▸ Problem description:
Transcribe all of the material exactly, except for its pictures.

··· Input ···

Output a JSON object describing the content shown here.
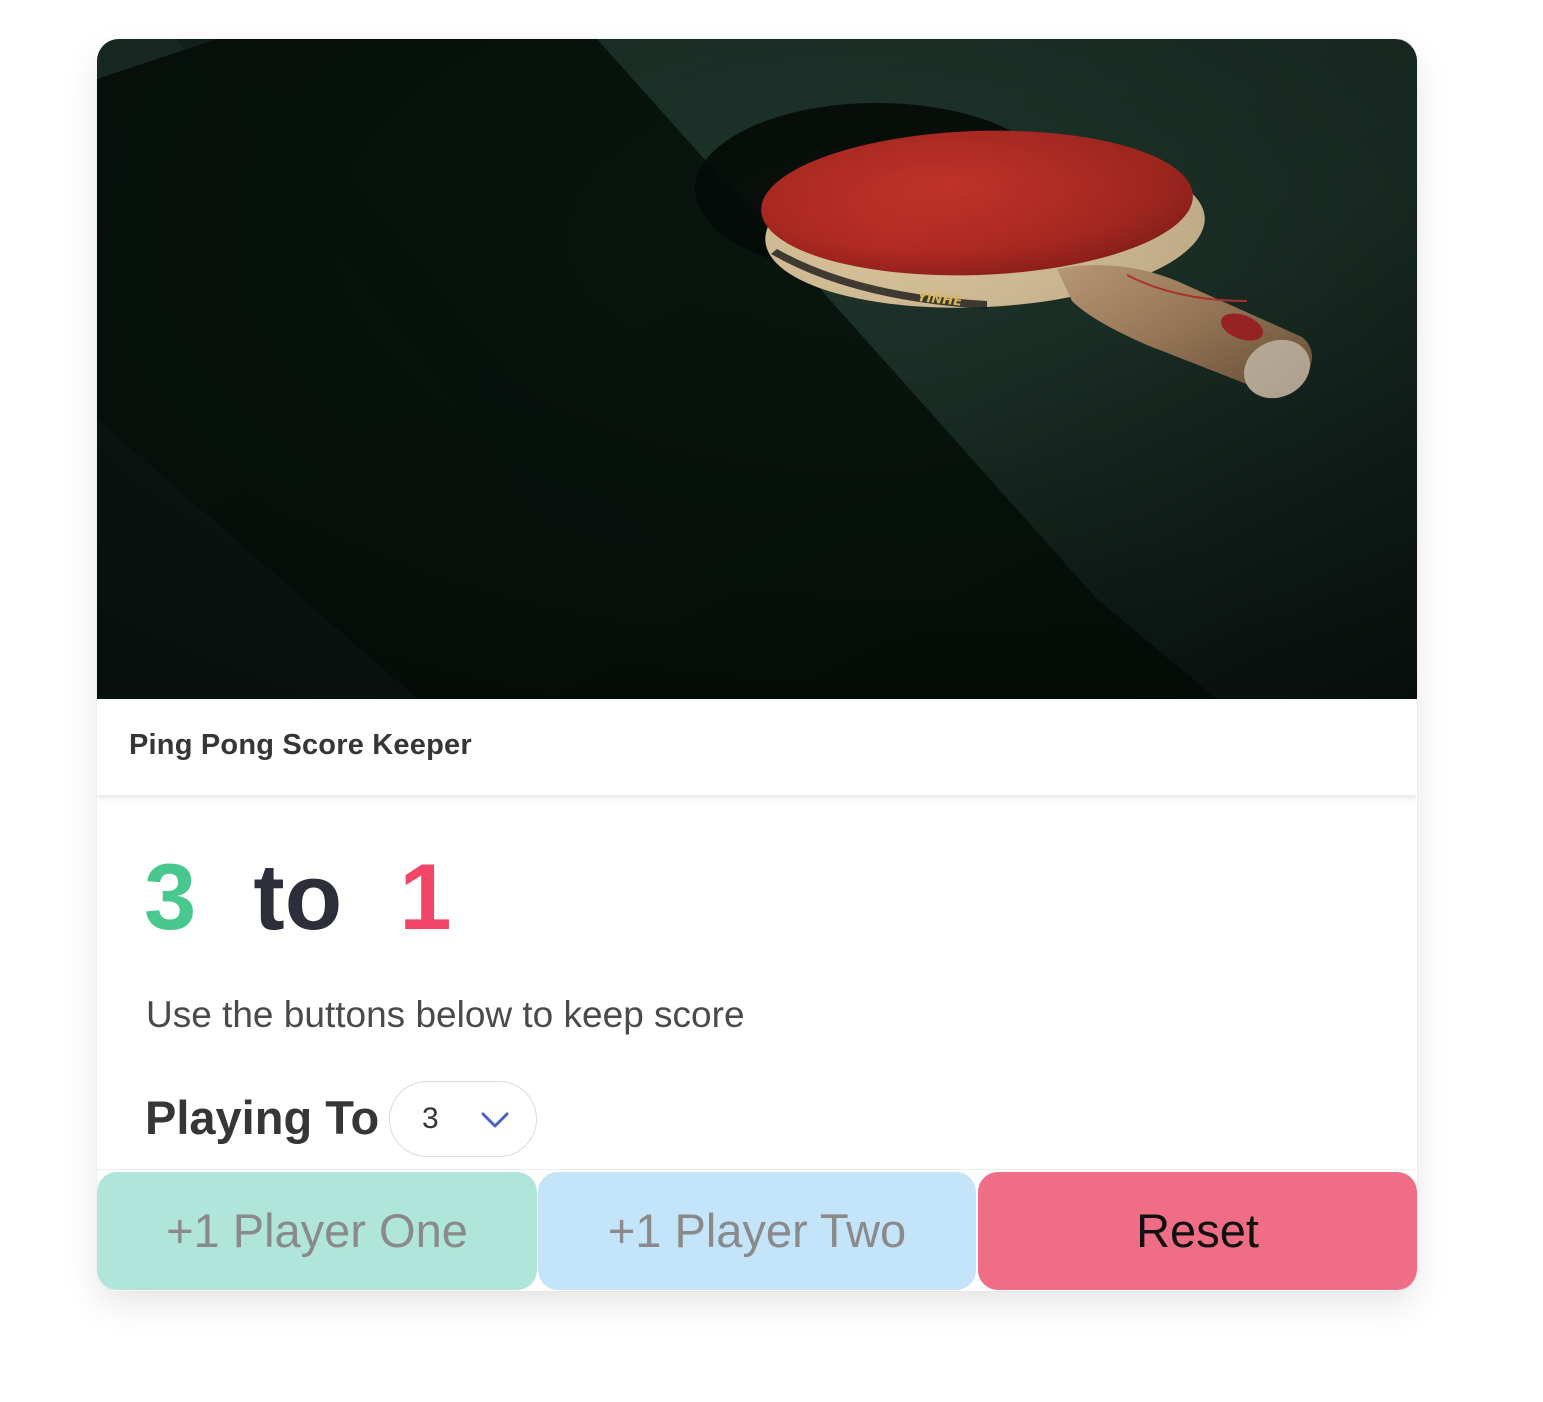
{
  "card": {
    "title": "Ping Pong Score Keeper",
    "image_description_icon": "ping-pong-paddle-photo"
  },
  "score": {
    "player_one": "3",
    "separator": "to",
    "player_two": "1",
    "player_one_color": "#48c78e",
    "player_two_color": "#f14668"
  },
  "subtitle": "Use the buttons below to keep score",
  "playing_to": {
    "label": "Playing To",
    "selected_value": "3",
    "icon": "chevron-down-icon"
  },
  "buttons": {
    "player_one": "+1 Player One",
    "player_two": "+1 Player Two",
    "reset": "Reset"
  },
  "colors": {
    "player_one_button": "#b0e6d9",
    "player_two_button": "#c4e4fa",
    "reset_button": "#ef6e85",
    "chevron": "#485fc7"
  }
}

···

▸ Result:
Output a JSON object describing the content shown here.
{
  "card": {
    "title": "Ping Pong Score Keeper",
    "image_description_icon": "ping-pong-paddle-photo"
  },
  "score": {
    "player_one": "3",
    "separator": "to",
    "player_two": "1",
    "player_one_color": "#48c78e",
    "player_two_color": "#f14668"
  },
  "subtitle": "Use the buttons below to keep score",
  "playing_to": {
    "label": "Playing To",
    "selected_value": "3",
    "icon": "chevron-down-icon"
  },
  "buttons": {
    "player_one": "+1 Player One",
    "player_two": "+1 Player Two",
    "reset": "Reset"
  },
  "colors": {
    "player_one_button": "#b0e6d9",
    "player_two_button": "#c4e4fa",
    "reset_button": "#ef6e85",
    "chevron": "#485fc7"
  }
}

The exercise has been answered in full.